## Requirements:
Repeat the material below exactly, line for line.

## Stored rows:
-------

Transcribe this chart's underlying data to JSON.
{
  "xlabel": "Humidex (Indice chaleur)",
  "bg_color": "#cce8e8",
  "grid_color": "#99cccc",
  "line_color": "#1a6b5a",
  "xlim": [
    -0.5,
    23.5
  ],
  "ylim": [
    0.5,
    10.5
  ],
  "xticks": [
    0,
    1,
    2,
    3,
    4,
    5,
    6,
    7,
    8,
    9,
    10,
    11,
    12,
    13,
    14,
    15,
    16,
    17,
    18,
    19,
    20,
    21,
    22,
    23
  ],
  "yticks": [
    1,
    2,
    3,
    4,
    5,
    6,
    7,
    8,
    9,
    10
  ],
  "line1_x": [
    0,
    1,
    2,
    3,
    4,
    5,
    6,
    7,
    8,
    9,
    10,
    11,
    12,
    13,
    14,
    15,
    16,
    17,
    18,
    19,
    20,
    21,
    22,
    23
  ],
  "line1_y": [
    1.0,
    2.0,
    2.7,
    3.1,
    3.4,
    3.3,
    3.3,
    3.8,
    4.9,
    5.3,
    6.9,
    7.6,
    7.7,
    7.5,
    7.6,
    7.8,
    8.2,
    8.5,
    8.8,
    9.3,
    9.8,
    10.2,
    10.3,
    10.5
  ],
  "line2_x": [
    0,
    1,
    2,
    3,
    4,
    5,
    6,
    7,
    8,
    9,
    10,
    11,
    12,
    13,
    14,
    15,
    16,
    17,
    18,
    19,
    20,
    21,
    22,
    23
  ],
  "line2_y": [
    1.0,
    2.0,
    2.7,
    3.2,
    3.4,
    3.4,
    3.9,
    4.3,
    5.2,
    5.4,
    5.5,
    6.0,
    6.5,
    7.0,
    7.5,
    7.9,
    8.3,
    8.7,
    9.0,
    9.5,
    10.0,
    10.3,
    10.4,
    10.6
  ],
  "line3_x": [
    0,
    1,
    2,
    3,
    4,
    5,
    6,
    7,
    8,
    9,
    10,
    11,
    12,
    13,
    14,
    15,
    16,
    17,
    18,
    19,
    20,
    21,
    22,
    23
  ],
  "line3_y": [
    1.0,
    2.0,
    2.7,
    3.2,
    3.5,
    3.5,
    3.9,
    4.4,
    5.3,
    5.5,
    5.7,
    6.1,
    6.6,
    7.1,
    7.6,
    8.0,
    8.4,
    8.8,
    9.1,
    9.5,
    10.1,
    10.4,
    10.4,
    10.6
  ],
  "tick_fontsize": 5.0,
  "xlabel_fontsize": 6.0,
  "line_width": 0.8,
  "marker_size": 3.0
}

-------

## Response for this exercise:
Transcribe this chart's underlying data to JSON.
{
  "xlabel": "Humidex (Indice chaleur)",
  "bg_color": "#cce8e8",
  "grid_color": "#99cccc",
  "line_color": "#1a6b5a",
  "xlim": [
    -0.5,
    23.5
  ],
  "ylim": [
    0.5,
    10.5
  ],
  "xticks": [
    0,
    1,
    2,
    3,
    4,
    5,
    6,
    7,
    8,
    9,
    10,
    11,
    12,
    13,
    14,
    15,
    16,
    17,
    18,
    19,
    20,
    21,
    22,
    23
  ],
  "yticks": [
    1,
    2,
    3,
    4,
    5,
    6,
    7,
    8,
    9,
    10
  ],
  "line1_x": [
    0,
    1,
    2,
    3,
    4,
    5,
    6,
    7,
    8,
    9,
    10,
    11,
    12,
    13,
    14,
    15,
    16,
    17,
    18,
    19,
    20,
    21,
    22,
    23
  ],
  "line1_y": [
    1.0,
    2.0,
    2.7,
    3.1,
    3.4,
    3.3,
    3.3,
    3.8,
    4.9,
    5.3,
    6.9,
    7.6,
    7.7,
    7.5,
    7.6,
    7.8,
    8.2,
    8.5,
    8.8,
    9.3,
    9.8,
    10.2,
    10.3,
    10.5
  ],
  "line2_x": [
    0,
    1,
    2,
    3,
    4,
    5,
    6,
    7,
    8,
    9,
    10,
    11,
    12,
    13,
    14,
    15,
    16,
    17,
    18,
    19,
    20,
    21,
    22,
    23
  ],
  "line2_y": [
    1.0,
    2.0,
    2.7,
    3.2,
    3.4,
    3.4,
    3.9,
    4.3,
    5.2,
    5.4,
    5.5,
    6.0,
    6.5,
    7.0,
    7.5,
    7.9,
    8.3,
    8.7,
    9.0,
    9.5,
    10.0,
    10.3,
    10.4,
    10.6
  ],
  "line3_x": [
    0,
    1,
    2,
    3,
    4,
    5,
    6,
    7,
    8,
    9,
    10,
    11,
    12,
    13,
    14,
    15,
    16,
    17,
    18,
    19,
    20,
    21,
    22,
    23
  ],
  "line3_y": [
    1.0,
    2.0,
    2.7,
    3.2,
    3.5,
    3.5,
    3.9,
    4.4,
    5.3,
    5.5,
    5.7,
    6.1,
    6.6,
    7.1,
    7.6,
    8.0,
    8.4,
    8.8,
    9.1,
    9.5,
    10.1,
    10.4,
    10.4,
    10.6
  ],
  "tick_fontsize": 5.0,
  "xlabel_fontsize": 6.0,
  "line_width": 0.8,
  "marker_size": 3.0
}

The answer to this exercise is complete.